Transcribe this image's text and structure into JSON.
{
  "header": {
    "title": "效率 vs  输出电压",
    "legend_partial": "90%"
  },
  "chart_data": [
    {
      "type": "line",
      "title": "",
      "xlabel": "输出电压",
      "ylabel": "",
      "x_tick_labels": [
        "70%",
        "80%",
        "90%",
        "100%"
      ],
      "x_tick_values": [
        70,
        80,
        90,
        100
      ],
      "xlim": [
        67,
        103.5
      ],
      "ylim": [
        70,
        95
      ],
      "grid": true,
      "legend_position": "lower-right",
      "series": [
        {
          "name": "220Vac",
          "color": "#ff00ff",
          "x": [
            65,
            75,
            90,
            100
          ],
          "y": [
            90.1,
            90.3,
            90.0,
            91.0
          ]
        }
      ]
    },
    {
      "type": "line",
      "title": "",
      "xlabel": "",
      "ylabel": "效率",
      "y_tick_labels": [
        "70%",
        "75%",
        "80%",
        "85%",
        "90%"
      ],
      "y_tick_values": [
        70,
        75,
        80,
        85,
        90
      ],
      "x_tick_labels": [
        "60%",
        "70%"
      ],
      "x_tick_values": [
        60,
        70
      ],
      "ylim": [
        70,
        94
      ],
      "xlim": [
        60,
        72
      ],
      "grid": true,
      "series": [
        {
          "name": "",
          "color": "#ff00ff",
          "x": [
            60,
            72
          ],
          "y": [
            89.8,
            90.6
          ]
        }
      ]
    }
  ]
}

## GOAL
The listing above should be transcribed in full, exactly as written.

## COMPLETE ANSWER
Transcribe this image's text and structure into JSON.
{
  "header": {
    "title": "效率 vs  输出电压",
    "legend_partial": "90%"
  },
  "chart_data": [
    {
      "type": "line",
      "title": "",
      "xlabel": "输出电压",
      "ylabel": "",
      "x_tick_labels": [
        "70%",
        "80%",
        "90%",
        "100%"
      ],
      "x_tick_values": [
        70,
        80,
        90,
        100
      ],
      "xlim": [
        67,
        103.5
      ],
      "ylim": [
        70,
        95
      ],
      "grid": true,
      "legend_position": "lower-right",
      "series": [
        {
          "name": "220Vac",
          "color": "#ff00ff",
          "x": [
            65,
            75,
            90,
            100
          ],
          "y": [
            90.1,
            90.3,
            90.0,
            91.0
          ]
        }
      ]
    },
    {
      "type": "line",
      "title": "",
      "xlabel": "",
      "ylabel": "效率",
      "y_tick_labels": [
        "70%",
        "75%",
        "80%",
        "85%",
        "90%"
      ],
      "y_tick_values": [
        70,
        75,
        80,
        85,
        90
      ],
      "x_tick_labels": [
        "60%",
        "70%"
      ],
      "x_tick_values": [
        60,
        70
      ],
      "ylim": [
        70,
        94
      ],
      "xlim": [
        60,
        72
      ],
      "grid": true,
      "series": [
        {
          "name": "",
          "color": "#ff00ff",
          "x": [
            60,
            72
          ],
          "y": [
            89.8,
            90.6
          ]
        }
      ]
    }
  ]
}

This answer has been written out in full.